__EXERCISE DIRECTIONS__. Go through the listing below and list every line with "AlarmBeepCell".

__GIVEN ENTRIES__.
§

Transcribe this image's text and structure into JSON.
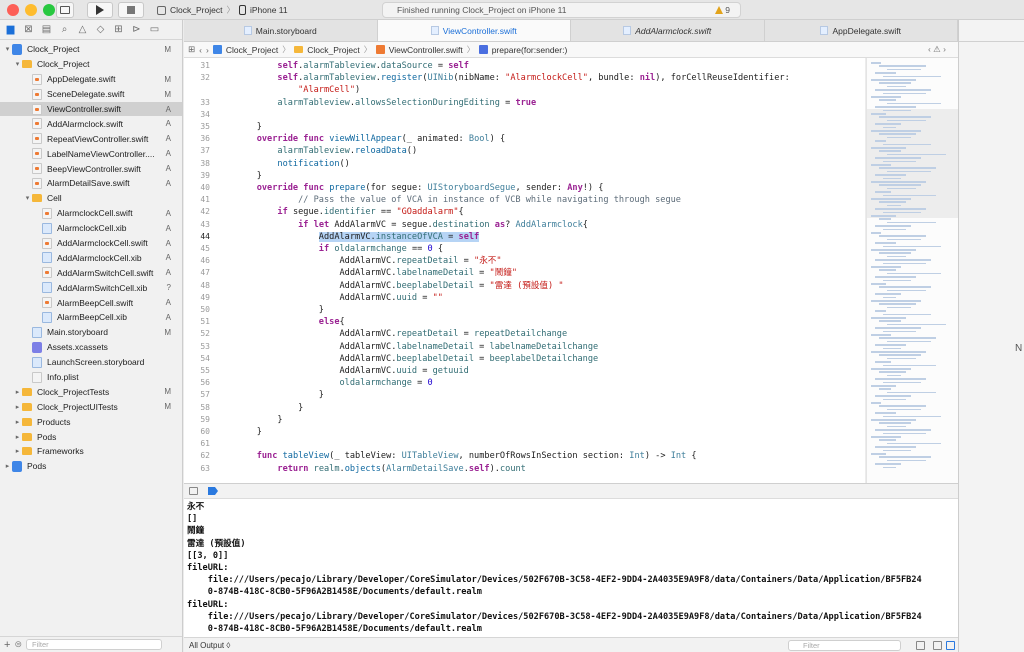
{
  "toolbar": {
    "scheme_project": "Clock_Project",
    "scheme_device": "iPhone 11",
    "status_text": "Finished running Clock_Project on iPhone 11",
    "warning_count": "9"
  },
  "navigator": {
    "items": [
      {
        "label": "Clock_Project",
        "indent": 0,
        "icon": "proj",
        "disclosure": "▾",
        "tag": "M"
      },
      {
        "label": "Clock_Project",
        "indent": 1,
        "icon": "folder",
        "disclosure": "▾",
        "tag": ""
      },
      {
        "label": "AppDelegate.swift",
        "indent": 2,
        "icon": "swift",
        "disclosure": "",
        "tag": "M"
      },
      {
        "label": "SceneDelegate.swift",
        "indent": 2,
        "icon": "swift",
        "disclosure": "",
        "tag": "M"
      },
      {
        "label": "ViewController.swift",
        "indent": 2,
        "icon": "swift",
        "disclosure": "",
        "tag": "A",
        "selected": true
      },
      {
        "label": "AddAlarmclock.swift",
        "indent": 2,
        "icon": "swift",
        "disclosure": "",
        "tag": "A"
      },
      {
        "label": "RepeatViewController.swift",
        "indent": 2,
        "icon": "swift",
        "disclosure": "",
        "tag": "A"
      },
      {
        "label": "LabelNameViewController....",
        "indent": 2,
        "icon": "swift",
        "disclosure": "",
        "tag": "A"
      },
      {
        "label": "BeepViewController.swift",
        "indent": 2,
        "icon": "swift",
        "disclosure": "",
        "tag": "A"
      },
      {
        "label": "AlarmDetailSave.swift",
        "indent": 2,
        "icon": "swift",
        "disclosure": "",
        "tag": "A"
      },
      {
        "label": "Cell",
        "indent": 2,
        "icon": "folder",
        "disclosure": "▾",
        "tag": ""
      },
      {
        "label": "AlarmclockCell.swift",
        "indent": 3,
        "icon": "swift",
        "disclosure": "",
        "tag": "A"
      },
      {
        "label": "AlarmclockCell.xib",
        "indent": 3,
        "icon": "xib",
        "disclosure": "",
        "tag": "A"
      },
      {
        "label": "AddAlarmclockCell.swift",
        "indent": 3,
        "icon": "swift",
        "disclosure": "",
        "tag": "A"
      },
      {
        "label": "AddAlarmclockCell.xib",
        "indent": 3,
        "icon": "xib",
        "disclosure": "",
        "tag": "A"
      },
      {
        "label": "AddAlarmSwitchCell.swift",
        "indent": 3,
        "icon": "swift",
        "disclosure": "",
        "tag": "A"
      },
      {
        "label": "AddAlarmSwitchCell.xib",
        "indent": 3,
        "icon": "xib",
        "disclosure": "",
        "tag": "?"
      },
      {
        "label": "AlarmBeepCell.swift",
        "indent": 3,
        "icon": "swift",
        "disclosure": "",
        "tag": "A"
      },
      {
        "label": "AlarmBeepCell.xib",
        "indent": 3,
        "icon": "xib",
        "disclosure": "",
        "tag": "A"
      },
      {
        "label": "Main.storyboard",
        "indent": 2,
        "icon": "sb",
        "disclosure": "",
        "tag": "M"
      },
      {
        "label": "Assets.xcassets",
        "indent": 2,
        "icon": "xca",
        "disclosure": "",
        "tag": ""
      },
      {
        "label": "LaunchScreen.storyboard",
        "indent": 2,
        "icon": "sb",
        "disclosure": "",
        "tag": ""
      },
      {
        "label": "Info.plist",
        "indent": 2,
        "icon": "plist",
        "disclosure": "",
        "tag": ""
      },
      {
        "label": "Clock_ProjectTests",
        "indent": 1,
        "icon": "folder",
        "disclosure": "▸",
        "tag": "M"
      },
      {
        "label": "Clock_ProjectUITests",
        "indent": 1,
        "icon": "folder",
        "disclosure": "▸",
        "tag": "M"
      },
      {
        "label": "Products",
        "indent": 1,
        "icon": "folder",
        "disclosure": "▸",
        "tag": ""
      },
      {
        "label": "Pods",
        "indent": 1,
        "icon": "folder",
        "disclosure": "▸",
        "tag": ""
      },
      {
        "label": "Frameworks",
        "indent": 1,
        "icon": "folder",
        "disclosure": "▸",
        "tag": ""
      },
      {
        "label": "Pods",
        "indent": 0,
        "icon": "pods",
        "disclosure": "▸",
        "tag": ""
      }
    ],
    "filter_placeholder": "Filter"
  },
  "tabs": [
    {
      "label": "Main.storyboard",
      "active": false,
      "italic": false
    },
    {
      "label": "ViewController.swift",
      "active": true,
      "italic": false
    },
    {
      "label": "AddAlarmclock.swift",
      "active": false,
      "italic": true
    },
    {
      "label": "AppDelegate.swift",
      "active": false,
      "italic": false
    }
  ],
  "jumpbar": {
    "crumbs": [
      "Clock_Project",
      "Clock_Project",
      "ViewController.swift",
      "prepare(for:sender:)"
    ]
  },
  "code": [
    {
      "n": "31",
      "html": "        <span class=\"kw\">self</span>.<span class=\"pr\">alarmTableview</span>.<span class=\"pr\">dataSource</span> = <span class=\"kw\">self</span>"
    },
    {
      "n": "32",
      "html": "        <span class=\"kw\">self</span>.<span class=\"pr\">alarmTableview</span>.<span class=\"fn\">register</span>(<span class=\"ty\">UINib</span>(nibName: <span class=\"st\">\"AlarmclockCell\"</span>, bundle: <span class=\"kw\">nil</span>), forCellReuseIdentifier:"
    },
    {
      "n": "",
      "html": "            <span class=\"st\">\"AlarmCell\"</span>)"
    },
    {
      "n": "33",
      "html": "        <span class=\"pr\">alarmTableview</span>.<span class=\"pr\">allowsSelectionDuringEditing</span> = <span class=\"kw\">true</span>"
    },
    {
      "n": "34",
      "html": ""
    },
    {
      "n": "35",
      "html": "    }"
    },
    {
      "n": "36",
      "html": "    <span class=\"kw\">override</span> <span class=\"kw\">func</span> <span class=\"fn\">viewWillAppear</span>(_ animated: <span class=\"ty\">Bool</span>) {"
    },
    {
      "n": "37",
      "html": "        <span class=\"pr\">alarmTableview</span>.<span class=\"fn\">reloadData</span>()"
    },
    {
      "n": "38",
      "html": "        <span class=\"fn\">notification</span>()"
    },
    {
      "n": "39",
      "html": "    }"
    },
    {
      "n": "40",
      "html": "    <span class=\"kw\">override</span> <span class=\"kw\">func</span> <span class=\"fn\">prepare</span>(for segue: <span class=\"ty\">UIStoryboardSegue</span>, sender: <span class=\"kw\">Any</span>!) {"
    },
    {
      "n": "41",
      "html": "            <span class=\"cm\">// Pass the value of VCA in instance of VCB while navigating through segue</span>"
    },
    {
      "n": "42",
      "html": "        <span class=\"kw\">if</span> segue.<span class=\"pr\">identifier</span> == <span class=\"st\">\"GOaddalarm\"</span>{"
    },
    {
      "n": "43",
      "html": "            <span class=\"kw\">if</span> <span class=\"kw\">let</span> AddAlarmVC = segue.<span class=\"pr\">destination</span> <span class=\"kw\">as</span>? <span class=\"ty\">AddAlarmclock</span>{"
    },
    {
      "n": "44",
      "html": "                <span class=\"hl\">AddAlarmVC.<span class=\"pr\">instanceOfVCA</span> = <span class=\"kw\">self</span></span>",
      "cur": true
    },
    {
      "n": "45",
      "html": "                <span class=\"kw\">if</span> <span class=\"pr\">oldalarmchange</span> == <span class=\"nu\">0</span> {"
    },
    {
      "n": "46",
      "html": "                    AddAlarmVC.<span class=\"pr\">repeatDetail</span> = <span class=\"st\">\"永不\"</span>"
    },
    {
      "n": "47",
      "html": "                    AddAlarmVC.<span class=\"pr\">labelnameDetail</span> = <span class=\"st\">\"鬧鐘\"</span>"
    },
    {
      "n": "48",
      "html": "                    AddAlarmVC.<span class=\"pr\">beeplabelDetail</span> = <span class=\"st\">\"雷達 (預設值) \"</span>"
    },
    {
      "n": "49",
      "html": "                    AddAlarmVC.<span class=\"pr\">uuid</span> = <span class=\"st\">\"\"</span>"
    },
    {
      "n": "50",
      "html": "                }"
    },
    {
      "n": "51",
      "html": "                <span class=\"kw\">else</span>{"
    },
    {
      "n": "52",
      "html": "                    AddAlarmVC.<span class=\"pr\">repeatDetail</span> = <span class=\"pr\">repeatDetailchange</span>"
    },
    {
      "n": "53",
      "html": "                    AddAlarmVC.<span class=\"pr\">labelnameDetail</span> = <span class=\"pr\">labelnameDetailchange</span>"
    },
    {
      "n": "54",
      "html": "                    AddAlarmVC.<span class=\"pr\">beeplabelDetail</span> = <span class=\"pr\">beeplabelDetailchange</span>"
    },
    {
      "n": "55",
      "html": "                    AddAlarmVC.<span class=\"pr\">uuid</span> = <span class=\"pr\">getuuid</span>"
    },
    {
      "n": "56",
      "html": "                    <span class=\"pr\">oldalarmchange</span> = <span class=\"nu\">0</span>"
    },
    {
      "n": "57",
      "html": "                }"
    },
    {
      "n": "58",
      "html": "            }"
    },
    {
      "n": "59",
      "html": "        }"
    },
    {
      "n": "60",
      "html": "    }"
    },
    {
      "n": "61",
      "html": ""
    },
    {
      "n": "62",
      "html": "    <span class=\"kw\">func</span> <span class=\"fn\">tableView</span>(_ tableView: <span class=\"ty\">UITableView</span>, numberOfRowsInSection section: <span class=\"ty\">Int</span>) -> <span class=\"ty\">Int</span> {"
    },
    {
      "n": "63",
      "html": "        <span class=\"kw\">return</span> <span class=\"pr\">realm</span>.<span class=\"fn\">objects</span>(<span class=\"ty\">AlarmDetailSave</span>.<span class=\"kw\">self</span>).<span class=\"pr\">count</span>"
    }
  ],
  "console": [
    "永不",
    "[]",
    "鬧鐘",
    "雷達 (預設值)",
    "[[3, 0]]",
    "fileURL:",
    "    file:///Users/pecajo/Library/Developer/CoreSimulator/Devices/502F670B-3C58-4EF2-9DD4-2A4035E9A9F8/data/Containers/Data/Application/BF5FB24",
    "    0-874B-418C-8CB0-5F96A2B1458E/Documents/default.realm",
    "fileURL:",
    "    file:///Users/pecajo/Library/Developer/CoreSimulator/Devices/502F670B-3C58-4EF2-9DD4-2A4035E9A9F8/data/Containers/Data/Application/BF5FB24",
    "    0-874B-418C-8CB0-5F96A2B1458E/Documents/default.realm"
  ],
  "bottombar": {
    "output_selector": "All Output ◊",
    "filter_placeholder": "Filter"
  },
  "rightpane": {
    "text": "N"
  }
}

§

__COMPLETE OUTPUT__.
        "label": "AlarmBeepCell.swift",
        "label": "AlarmBeepCell.xib",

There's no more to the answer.